(TASK DIRECTIONS)
Convert everything in the listing below, from the line containing "Extract all elements" down to the line containing "y-axis: 39.4 39.6", into a JSON list of strings with one string per line, skipping blank lines and leaving out the pictures.

(DATA TO USE)
○ ○ ○ ○ ○

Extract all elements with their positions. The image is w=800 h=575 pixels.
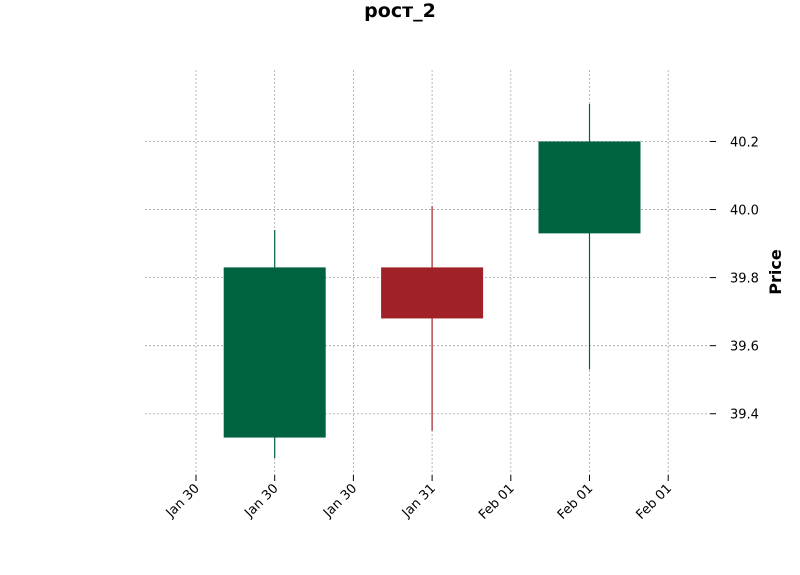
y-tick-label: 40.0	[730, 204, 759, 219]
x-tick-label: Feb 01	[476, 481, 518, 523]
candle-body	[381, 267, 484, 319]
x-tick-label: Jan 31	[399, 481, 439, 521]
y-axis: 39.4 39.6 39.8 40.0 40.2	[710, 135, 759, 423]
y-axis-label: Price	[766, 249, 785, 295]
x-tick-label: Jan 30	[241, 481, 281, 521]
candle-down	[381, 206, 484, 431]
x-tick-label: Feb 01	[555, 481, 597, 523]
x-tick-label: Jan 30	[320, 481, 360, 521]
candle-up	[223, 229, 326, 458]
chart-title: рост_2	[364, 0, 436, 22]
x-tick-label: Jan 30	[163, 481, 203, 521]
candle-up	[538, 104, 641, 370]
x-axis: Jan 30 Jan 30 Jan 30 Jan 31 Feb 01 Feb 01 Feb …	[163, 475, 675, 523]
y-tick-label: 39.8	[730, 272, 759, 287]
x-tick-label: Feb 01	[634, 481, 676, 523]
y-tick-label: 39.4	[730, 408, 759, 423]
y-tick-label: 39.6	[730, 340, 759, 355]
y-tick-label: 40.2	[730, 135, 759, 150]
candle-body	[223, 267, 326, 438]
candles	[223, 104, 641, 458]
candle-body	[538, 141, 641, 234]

○ ○ ○ ○ ○

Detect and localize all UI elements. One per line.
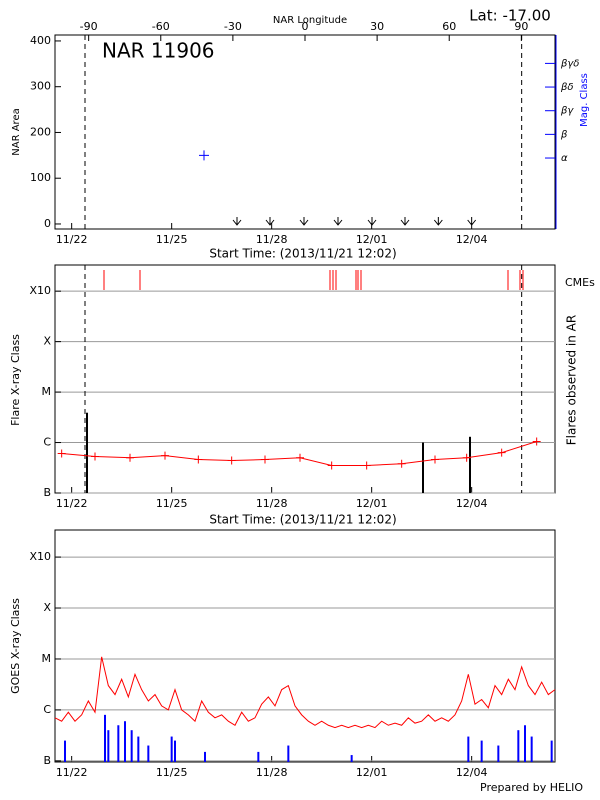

○ ○ ○ ○ ○

(REPLY TO THE EXERCISE)
[
  "Extract all elements with their positions. The image is w=800 h=575 pixels.",
  "y-tick-label: 40.0\t[730, 204, 759, 219]",
  "x-tick-label: Feb 01\t[476, 481, 518, 523]",
  "candle-body\t[381, 267, 484, 319]",
  "x-tick-label: Jan 31\t[399, 481, 439, 521]",
  "y-axis: 39.4 39.6 39.8 40.0 40.2\t[710, 135, 759, 423]"
]